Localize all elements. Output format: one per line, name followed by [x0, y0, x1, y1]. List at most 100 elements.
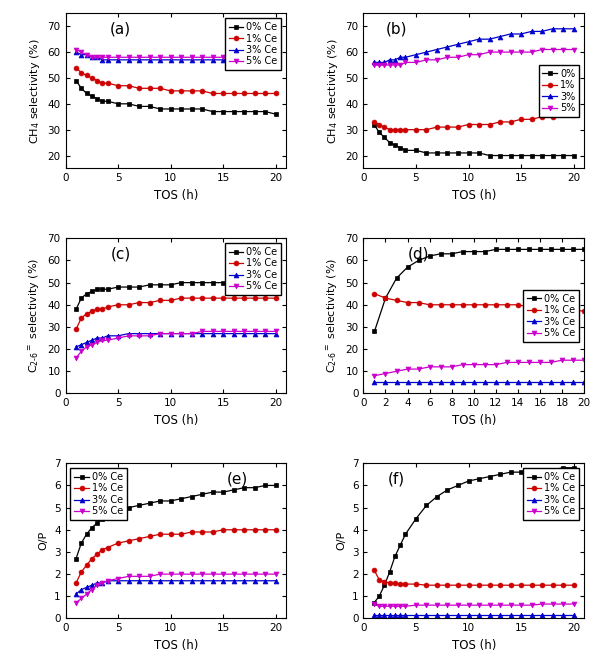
0% Ce	[135, 501, 142, 509]
5% Ce	[496, 601, 504, 609]
5% Ce	[73, 354, 80, 362]
0% Ce	[392, 553, 399, 561]
0% Ce	[73, 555, 80, 563]
3% Ce	[167, 577, 174, 585]
3% Ce	[114, 56, 122, 64]
1% Ce	[135, 535, 142, 543]
1% Ce	[114, 539, 122, 547]
3% Ce	[77, 586, 85, 594]
5% Ce	[99, 53, 106, 61]
0%	[370, 120, 377, 128]
0%	[396, 144, 403, 152]
1% Ce	[73, 579, 80, 587]
3% Ce	[272, 330, 280, 338]
3% Ce	[470, 378, 477, 386]
1% Ce	[476, 581, 483, 589]
3% Ce	[188, 330, 195, 338]
Line: 0% Ce: 0% Ce	[74, 278, 278, 312]
3% Ce	[558, 378, 566, 386]
3% Ce	[178, 577, 185, 585]
3% Ce	[241, 330, 248, 338]
0% Ce	[104, 285, 111, 293]
3% Ce	[104, 332, 111, 340]
5% Ce	[547, 358, 554, 366]
3% Ce	[157, 330, 164, 338]
5% Ce	[581, 356, 588, 364]
1% Ce	[444, 581, 451, 589]
Y-axis label: O/P: O/P	[336, 531, 346, 551]
1% Ce	[125, 82, 132, 90]
1% Ce	[209, 294, 216, 302]
1% Ce	[198, 294, 206, 302]
5% Ce	[230, 53, 237, 61]
0% Ce	[528, 466, 535, 474]
5% Ce	[77, 595, 85, 602]
0%	[444, 149, 451, 157]
1% Ce	[251, 294, 258, 302]
5%	[496, 48, 504, 56]
3% Ce	[437, 378, 444, 386]
5%	[476, 51, 483, 59]
3%	[392, 56, 399, 64]
1% Ce	[558, 305, 566, 313]
5% Ce	[104, 53, 111, 61]
1% Ce	[209, 528, 216, 536]
5% Ce	[125, 332, 132, 340]
3% Ce	[219, 330, 226, 338]
5% Ce	[135, 573, 142, 581]
0% Ce	[507, 468, 514, 476]
Legend: 0%, 1%, 3%, 5%: 0%, 1%, 3%, 5%	[539, 65, 579, 117]
5% Ce	[167, 570, 174, 578]
1% Ce	[88, 307, 95, 315]
1% Ce	[465, 581, 472, 589]
1%	[507, 118, 514, 126]
0% Ce	[167, 497, 174, 505]
1%	[528, 115, 535, 123]
5% Ce	[433, 601, 440, 609]
3% Ce	[73, 590, 80, 598]
0%	[465, 149, 472, 157]
3% Ce	[503, 378, 510, 386]
3% Ce	[569, 378, 576, 386]
3%	[396, 53, 403, 61]
0%	[423, 149, 430, 157]
3% Ce	[423, 611, 430, 619]
0% Ce	[560, 464, 567, 471]
1% Ce	[241, 526, 248, 534]
5% Ce	[188, 570, 195, 578]
1% Ce	[370, 566, 377, 574]
1%	[392, 126, 399, 134]
5% Ce	[88, 53, 95, 61]
5% Ce	[167, 330, 174, 338]
5% Ce	[465, 601, 472, 609]
0% Ce	[371, 327, 378, 335]
1% Ce	[114, 301, 122, 309]
5% Ce	[209, 327, 216, 335]
5%	[375, 61, 383, 69]
0% Ce	[503, 245, 510, 253]
0% Ce	[83, 530, 90, 538]
0% Ce	[125, 283, 132, 291]
5% Ce	[459, 360, 466, 368]
0%	[570, 152, 577, 160]
1% Ce	[525, 303, 532, 311]
3% Ce	[241, 577, 248, 585]
1%	[423, 126, 430, 134]
5% Ce	[94, 53, 101, 61]
1% Ce	[178, 530, 185, 538]
5% Ce	[536, 358, 544, 366]
Legend: 0% Ce, 1% Ce, 3% Ce, 5% Ce: 0% Ce, 1% Ce, 3% Ce, 5% Ce	[523, 290, 579, 342]
3% Ce	[83, 338, 90, 346]
0% Ce	[230, 279, 237, 287]
5% Ce	[167, 53, 174, 61]
3% Ce	[157, 577, 164, 585]
0% Ce	[444, 486, 451, 494]
1% Ce	[125, 537, 132, 545]
5% Ce	[83, 51, 90, 59]
0% Ce	[114, 100, 122, 108]
1% Ce	[569, 305, 576, 313]
5% Ce	[448, 363, 455, 371]
5% Ce	[402, 602, 409, 610]
1% Ce	[375, 576, 383, 584]
0% Ce	[94, 94, 101, 102]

........

:: JOB ::
Copy every line of the items above word for word, leaving out the pictures.

:: ANSWER IN FULL ::
Localize all elements. Output format: one per line, name followed by [x0, y0, x1, y1]. List at most 100 elements.
0% Ce	[135, 501, 142, 509]
5% Ce	[496, 601, 504, 609]
5% Ce	[73, 354, 80, 362]
0% Ce	[392, 553, 399, 561]
0% Ce	[73, 555, 80, 563]
3% Ce	[167, 577, 174, 585]
3% Ce	[114, 56, 122, 64]
1% Ce	[135, 535, 142, 543]
1% Ce	[114, 539, 122, 547]
3% Ce	[77, 586, 85, 594]
5% Ce	[99, 53, 106, 61]
0%	[370, 120, 377, 128]
0%	[396, 144, 403, 152]
1% Ce	[73, 579, 80, 587]
3% Ce	[272, 330, 280, 338]
3% Ce	[470, 378, 477, 386]
1% Ce	[476, 581, 483, 589]
3% Ce	[188, 330, 195, 338]
Line: 0% Ce: 0% Ce	[74, 278, 278, 312]
3% Ce	[558, 378, 566, 386]
3% Ce	[178, 577, 185, 585]
3% Ce	[241, 330, 248, 338]
0% Ce	[104, 285, 111, 293]
3% Ce	[104, 332, 111, 340]
5% Ce	[547, 358, 554, 366]
3% Ce	[157, 330, 164, 338]
5% Ce	[581, 356, 588, 364]
1% Ce	[444, 581, 451, 589]
Y-axis label: O/P: O/P	[336, 531, 346, 551]
1% Ce	[125, 82, 132, 90]
1% Ce	[209, 294, 216, 302]
1% Ce	[198, 294, 206, 302]
5% Ce	[230, 53, 237, 61]
0% Ce	[528, 466, 535, 474]
5% Ce	[77, 595, 85, 602]
0%	[444, 149, 451, 157]
1% Ce	[251, 294, 258, 302]
5%	[496, 48, 504, 56]
3% Ce	[437, 378, 444, 386]
5%	[476, 51, 483, 59]
3%	[392, 56, 399, 64]
1% Ce	[558, 305, 566, 313]
5% Ce	[104, 53, 111, 61]
1% Ce	[209, 528, 216, 536]
5% Ce	[125, 332, 132, 340]
3% Ce	[219, 330, 226, 338]
5% Ce	[135, 573, 142, 581]
0% Ce	[507, 468, 514, 476]
Legend: 0%, 1%, 3%, 5%: 0%, 1%, 3%, 5%	[539, 65, 579, 117]
5% Ce	[167, 570, 174, 578]
1% Ce	[88, 307, 95, 315]
1% Ce	[465, 581, 472, 589]
1%	[507, 118, 514, 126]
0% Ce	[167, 497, 174, 505]
1%	[528, 115, 535, 123]
5% Ce	[433, 601, 440, 609]
3% Ce	[73, 590, 80, 598]
0%	[465, 149, 472, 157]
3% Ce	[503, 378, 510, 386]
3% Ce	[569, 378, 576, 386]
3%	[396, 53, 403, 61]
0%	[423, 149, 430, 157]
3% Ce	[423, 611, 430, 619]
0% Ce	[560, 464, 567, 471]
1% Ce	[241, 526, 248, 534]
5% Ce	[188, 570, 195, 578]
1% Ce	[370, 566, 377, 574]
1%	[392, 126, 399, 134]
5% Ce	[88, 53, 95, 61]
5% Ce	[167, 330, 174, 338]
5% Ce	[465, 601, 472, 609]
0% Ce	[371, 327, 378, 335]
1% Ce	[114, 301, 122, 309]
5% Ce	[209, 327, 216, 335]
5%	[375, 61, 383, 69]
0% Ce	[503, 245, 510, 253]
0% Ce	[83, 530, 90, 538]
0% Ce	[125, 283, 132, 291]
5% Ce	[459, 360, 466, 368]
0%	[570, 152, 577, 160]
1% Ce	[525, 303, 532, 311]
3% Ce	[241, 577, 248, 585]
1%	[423, 126, 430, 134]
5% Ce	[94, 53, 101, 61]
1% Ce	[178, 530, 185, 538]
5% Ce	[536, 358, 544, 366]
Legend: 0% Ce, 1% Ce, 3% Ce, 5% Ce: 0% Ce, 1% Ce, 3% Ce, 5% Ce	[523, 290, 579, 342]
3% Ce	[83, 338, 90, 346]
0% Ce	[230, 279, 237, 287]
5% Ce	[167, 53, 174, 61]
3% Ce	[157, 577, 164, 585]
0% Ce	[444, 486, 451, 494]
1% Ce	[125, 537, 132, 545]
5% Ce	[83, 51, 90, 59]
0% Ce	[114, 100, 122, 108]
1% Ce	[569, 305, 576, 313]
5% Ce	[448, 363, 455, 371]
5% Ce	[402, 602, 409, 610]
1% Ce	[375, 576, 383, 584]
0% Ce	[94, 94, 101, 102]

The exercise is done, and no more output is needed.